◆ **ZADANIE 1**: Wypisz z wpisów każdą linię, w której występuje słowo „window”. Wielkość liter ma znaczenie.

◆ **PRZYTOCZONY TEKST**:
<<<<

Tytuł: |
N’Avoie |
Autor słów: |
|
Autor muzyki: |
|
Data powstania: |
1993 |
W pierwszym okresie istnienia zespołu Wilki, Robert Gawliński miał zwyczaj oryginalnie tytułować swoje piosenki. Z jednej strony może był to celowy zabieg socjotechniczny, bo przyznają Państwo, że to co dziwne zwraca uwagę słuchacza, z drugiej świadczyło o erudycji młodego autora. Mieliśmy więc hebrajski tytuł („Eli Lama Sabachtani”), angielski tekst („Son_of_the_Blue_Sky”). Tu był „Aborygen”, „Rachela”, czy „Cherman”, tam ktoś o tajemniczym imieniu „N’Avoie”. Tajemniczym do teraz, bowiem przyszedł czas na rozwiązanie zagadki.
Piosenkę, tę Robert zalicza do tak zwanego nurtu hipisowskiego. Choć w czasach Dzieci Kwiatów, nasz bohater przekraczał dopiero granicę między przedszkolem, a szkołą podstawową, to jednak hipisowska ideologia, tkwiła w nim mocno i wyartykułowała się w słowach: „zbudujemy nowy świat, który nie będzie miał już wad” i „pokochamy księżyc i w końcu będzie czas na wszystko”. Tekst zresztą jest bardzo lakoniczny, ale w końcu chodzi głównie o to, żeby wykrzyczeć, czy w tym wypadku raczej, wyśpiewać hasła. Takie, jak powyższe.
I jeszcze radość życia i miłości.

>>>>

◆ **SUROWE WPISY**:
<<<<

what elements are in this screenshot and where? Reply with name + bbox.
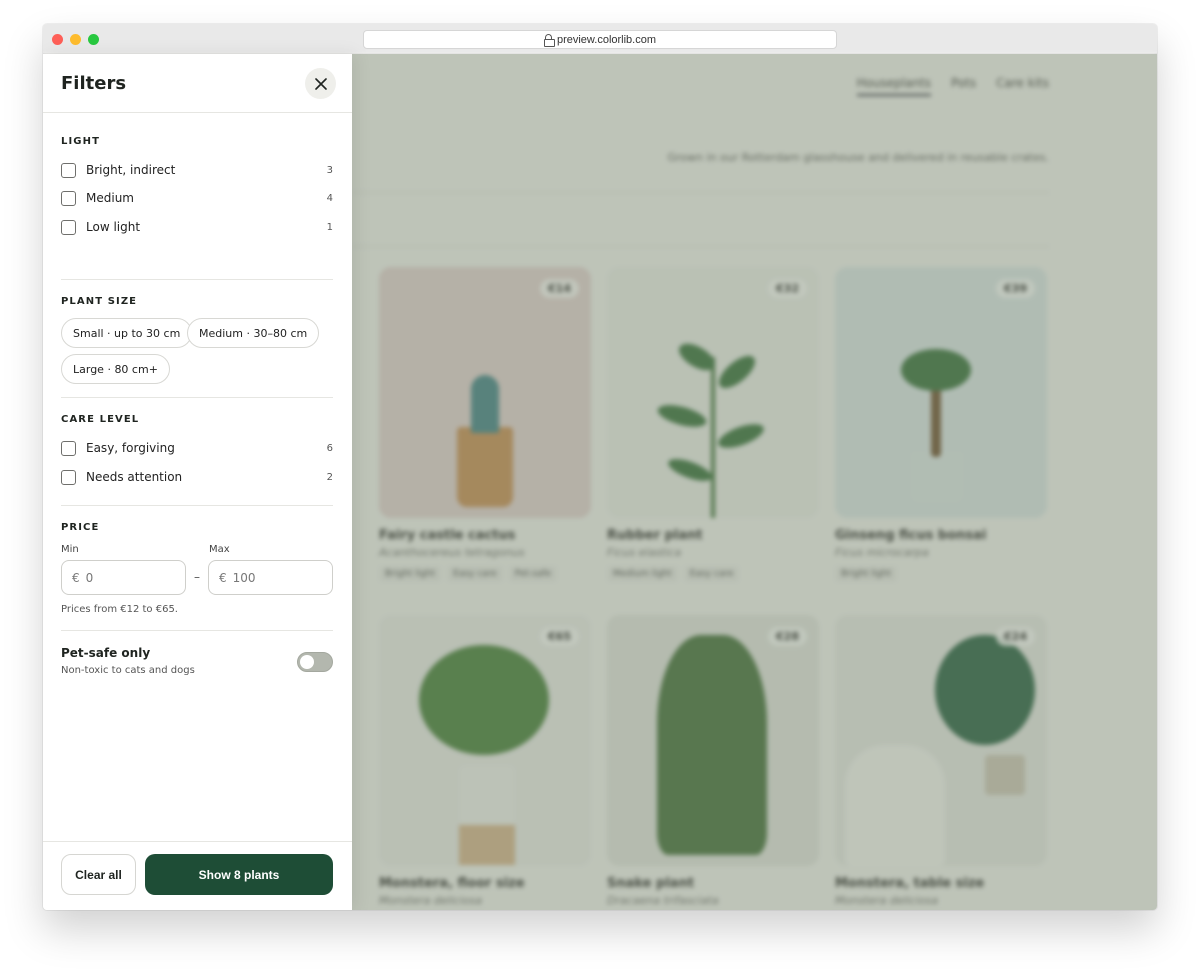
close-drawer-button[interactable] xyxy=(305,68,336,99)
filter-section-light: LIGHT Bright, indirect 3 Medium 4 Low li… xyxy=(61,136,333,246)
url-text: preview.colorlib.com xyxy=(556,33,657,46)
clear-all-button[interactable]: Clear all xyxy=(61,854,136,895)
browser-window: preview.colorlib.com Houseplants Pots Ca… xyxy=(43,24,1157,910)
size-chip-small[interactable]: Small · up to 30 cm xyxy=(61,318,193,348)
max-label: Max xyxy=(209,544,230,555)
section-divider xyxy=(61,505,333,506)
section-title: CARE LEVEL xyxy=(61,414,140,425)
checkbox[interactable] xyxy=(61,440,76,456)
drawer-footer: Clear all Show 8 plants xyxy=(43,841,352,910)
checkbox[interactable] xyxy=(61,162,76,178)
drawer-header: Filters xyxy=(43,54,352,113)
lock-icon xyxy=(543,34,555,47)
price-range-note: Prices from €12 to €65. xyxy=(61,604,178,615)
toggle-knob xyxy=(300,655,314,669)
option-count: 3 xyxy=(326,164,333,176)
option-label: Low light xyxy=(86,220,141,234)
option-label: Medium xyxy=(86,191,134,205)
filter-option-bright-indirect[interactable]: Bright, indirect 3 xyxy=(61,161,333,179)
section-divider xyxy=(61,397,333,398)
show-plants-button[interactable]: Show 8 plants xyxy=(145,854,333,895)
currency-symbol: € xyxy=(219,570,227,585)
section-divider xyxy=(61,630,333,631)
size-chip-large[interactable]: Large · 80 cm+ xyxy=(61,354,170,384)
option-count: 4 xyxy=(326,192,333,204)
filter-section-price: PRICE Min Max € 0 – € 100 Prices from €1… xyxy=(61,522,333,622)
checkbox[interactable] xyxy=(61,190,76,206)
filter-section-size: PLANT SIZE Small · up to 30 cm Medium · … xyxy=(61,296,333,386)
currency-symbol: € xyxy=(72,570,80,585)
option-count: 1 xyxy=(326,221,333,233)
address-bar[interactable]: preview.colorlib.com xyxy=(363,30,837,49)
option-count: 2 xyxy=(326,471,333,483)
filters-drawer: Filters LIGHT Bright, indirect 3 Medium … xyxy=(43,54,352,910)
option-count: 6 xyxy=(326,442,333,454)
max-price-input[interactable]: € 100 xyxy=(208,560,333,595)
section-title: LIGHT xyxy=(61,136,100,147)
section-title: PRICE xyxy=(61,522,100,533)
pet-safe-title: Pet-safe only xyxy=(61,646,151,660)
filter-option-needs-attention[interactable]: Needs attention 2 xyxy=(61,468,333,486)
option-label: Easy, forgiving xyxy=(86,441,175,455)
min-price-placeholder: 0 xyxy=(85,570,94,585)
filter-option-low-light[interactable]: Low light 1 xyxy=(61,218,333,236)
pet-safe-toggle[interactable] xyxy=(297,652,333,672)
option-label: Bright, indirect xyxy=(86,163,176,177)
option-label: Needs attention xyxy=(86,470,183,484)
section-title: PLANT SIZE xyxy=(61,296,138,307)
filter-option-easy[interactable]: Easy, forgiving 6 xyxy=(61,439,333,457)
section-divider xyxy=(61,279,333,280)
minimize-window-icon[interactable] xyxy=(70,34,81,45)
max-price-placeholder: 100 xyxy=(232,570,256,585)
min-price-input[interactable]: € 0 xyxy=(61,560,186,595)
filter-section-care: CARE LEVEL Easy, forgiving 6 Needs atten… xyxy=(61,414,333,494)
title-bar: preview.colorlib.com xyxy=(43,24,1157,54)
filter-option-medium[interactable]: Medium 4 xyxy=(61,189,333,207)
range-dash: – xyxy=(194,570,200,584)
checkbox[interactable] xyxy=(61,469,76,485)
pet-safe-row: Pet-safe only Non-toxic to cats and dogs xyxy=(61,646,333,686)
close-window-icon[interactable] xyxy=(52,34,63,45)
pet-safe-subtitle: Non-toxic to cats and dogs xyxy=(61,665,195,676)
size-chip-medium[interactable]: Medium · 30–80 cm xyxy=(187,318,320,348)
drawer-title: Filters xyxy=(61,73,127,94)
min-label: Min xyxy=(61,544,79,555)
close-icon xyxy=(314,77,327,90)
maximize-window-icon[interactable] xyxy=(88,34,99,45)
checkbox[interactable] xyxy=(61,219,76,235)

>>>>

◆ **ZADANIE 2**: Dopisz dalszy ciąg tekstu o piosence „N’Avoie” zespołu Wilki, zaczynając po jego ostatnim zdaniu.

◆ **ODPOWIEDŹ PISEMNA 1**:
browser-window: preview.colorlib.com Houseplants Pots Ca… xyxy=(43,24,1157,910)
minimize-window-icon[interactable] xyxy=(70,34,81,45)
close-window-icon[interactable] xyxy=(52,34,63,45)
maximize-window-icon[interactable] xyxy=(88,34,99,45)

◆ **ODPOWIEDŹ PISEMNA 2**:
To było chyba w 1986 r., wspomina Robert. Kończyła się era mojego zespołu Madame i strasznie chciałem już uciec od takich trytonowych i półtonowych harmonii. Byłem szczęśliwy, zakochany i miałem ochotę biegać i śpiewać wesołe piosenki. Może nawet i głupawe czasem. Dużo czasu spędzałem wtedy u Moniki (od dwudziestu trzech lat jest Moniką Gawlińską – przyp. red.), a właściwie w mieszkaniu jej rodziców. To było skromne M 2 na warszawskiej Pradze. Monika jako zbuntowana punkowa małolata miała malutki pokoik z pobazgranymi ścianami, a w nim tapczanik i półkę na książki. A na niej tomiki Wojaczka, Bursy, Hłaski. To były i moje ulubione lektury, więc miłość miała solidne podstawy. No i któregoś dnia, po jakimś takim miłym „mizianiu” (cokolwiek to znaczy? – przyp. red.), wziąłem do ręki gitarę i … to był taki niekontrolowany impuls. Takie rzeczy powstają, żeby wyrazić radość. No i narodziła się piosenka i jej bohater N’ Avoie. To słowo przyszło mi do głowy i wydało się tak dźwięczne i melodyjne, że już potem nie chciałem go zmieniać.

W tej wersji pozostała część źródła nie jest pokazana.